[Given request]
Copy out the data exactly, leaving the pictures behind.

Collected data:
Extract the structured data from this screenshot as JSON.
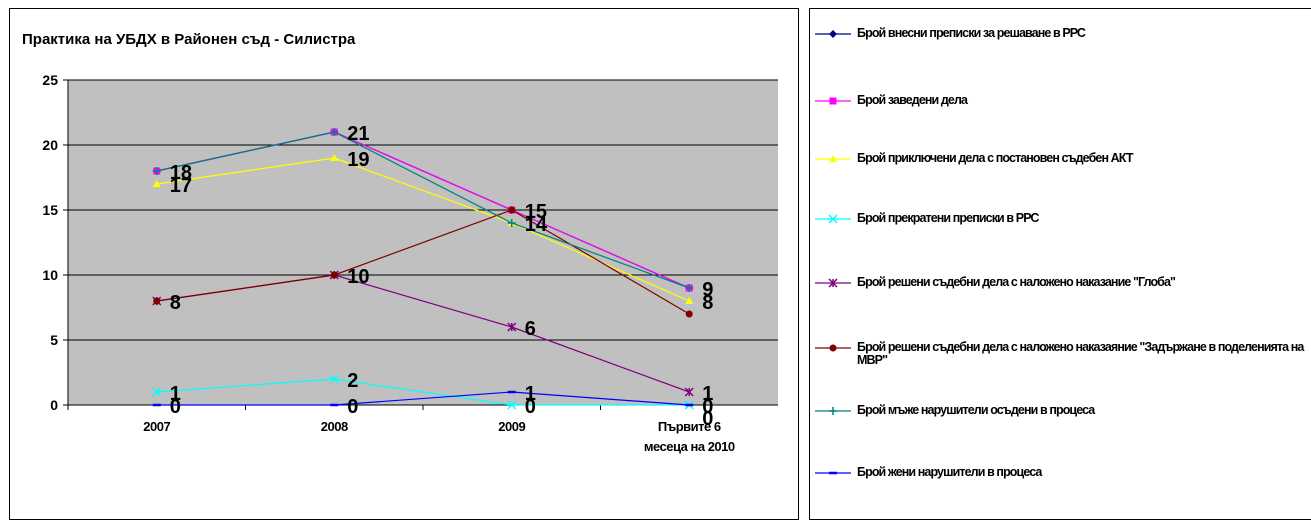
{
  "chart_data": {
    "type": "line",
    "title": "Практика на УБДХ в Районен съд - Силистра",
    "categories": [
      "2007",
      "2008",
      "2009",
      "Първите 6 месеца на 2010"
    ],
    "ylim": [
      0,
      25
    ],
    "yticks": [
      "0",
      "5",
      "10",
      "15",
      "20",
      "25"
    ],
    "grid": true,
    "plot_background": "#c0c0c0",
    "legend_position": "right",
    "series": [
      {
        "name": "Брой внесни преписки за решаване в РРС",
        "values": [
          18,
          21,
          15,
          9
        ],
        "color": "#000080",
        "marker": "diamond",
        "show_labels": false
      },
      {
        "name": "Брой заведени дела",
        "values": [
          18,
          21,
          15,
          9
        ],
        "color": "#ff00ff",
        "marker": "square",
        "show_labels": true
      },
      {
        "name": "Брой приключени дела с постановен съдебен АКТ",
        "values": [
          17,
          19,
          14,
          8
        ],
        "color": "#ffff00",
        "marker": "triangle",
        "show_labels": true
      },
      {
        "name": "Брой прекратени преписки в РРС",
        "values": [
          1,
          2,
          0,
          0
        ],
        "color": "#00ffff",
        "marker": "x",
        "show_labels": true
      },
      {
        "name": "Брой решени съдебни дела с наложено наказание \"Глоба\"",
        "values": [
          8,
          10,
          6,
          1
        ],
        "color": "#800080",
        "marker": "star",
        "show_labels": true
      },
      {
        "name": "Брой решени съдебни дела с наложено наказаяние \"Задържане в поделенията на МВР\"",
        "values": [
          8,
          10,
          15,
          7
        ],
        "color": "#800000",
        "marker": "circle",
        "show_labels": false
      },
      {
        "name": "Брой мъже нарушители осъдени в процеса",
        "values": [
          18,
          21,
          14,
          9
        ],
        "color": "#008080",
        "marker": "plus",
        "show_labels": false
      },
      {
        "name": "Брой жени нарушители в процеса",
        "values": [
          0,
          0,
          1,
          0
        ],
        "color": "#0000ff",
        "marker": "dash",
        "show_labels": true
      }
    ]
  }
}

[Answer below]
Extract the structured data from this screenshot as JSON.
{
  "chart_data": {
    "type": "line",
    "title": "Практика на УБДХ в Районен съд - Силистра",
    "categories": [
      "2007",
      "2008",
      "2009",
      "Първите 6 месеца на 2010"
    ],
    "ylim": [
      0,
      25
    ],
    "yticks": [
      "0",
      "5",
      "10",
      "15",
      "20",
      "25"
    ],
    "grid": true,
    "plot_background": "#c0c0c0",
    "legend_position": "right",
    "series": [
      {
        "name": "Брой внесни преписки за решаване в РРС",
        "values": [
          18,
          21,
          15,
          9
        ],
        "color": "#000080",
        "marker": "diamond",
        "show_labels": false
      },
      {
        "name": "Брой заведени дела",
        "values": [
          18,
          21,
          15,
          9
        ],
        "color": "#ff00ff",
        "marker": "square",
        "show_labels": true
      },
      {
        "name": "Брой приключени дела с постановен съдебен АКТ",
        "values": [
          17,
          19,
          14,
          8
        ],
        "color": "#ffff00",
        "marker": "triangle",
        "show_labels": true
      },
      {
        "name": "Брой прекратени преписки в РРС",
        "values": [
          1,
          2,
          0,
          0
        ],
        "color": "#00ffff",
        "marker": "x",
        "show_labels": true
      },
      {
        "name": "Брой решени съдебни дела с наложено наказание \"Глоба\"",
        "values": [
          8,
          10,
          6,
          1
        ],
        "color": "#800080",
        "marker": "star",
        "show_labels": true
      },
      {
        "name": "Брой решени съдебни дела с наложено наказаяние \"Задържане в поделенията на МВР\"",
        "values": [
          8,
          10,
          15,
          7
        ],
        "color": "#800000",
        "marker": "circle",
        "show_labels": false
      },
      {
        "name": "Брой мъже нарушители осъдени в процеса",
        "values": [
          18,
          21,
          14,
          9
        ],
        "color": "#008080",
        "marker": "plus",
        "show_labels": false
      },
      {
        "name": "Брой жени нарушители в процеса",
        "values": [
          0,
          0,
          1,
          0
        ],
        "color": "#0000ff",
        "marker": "dash",
        "show_labels": true
      }
    ]
  }
}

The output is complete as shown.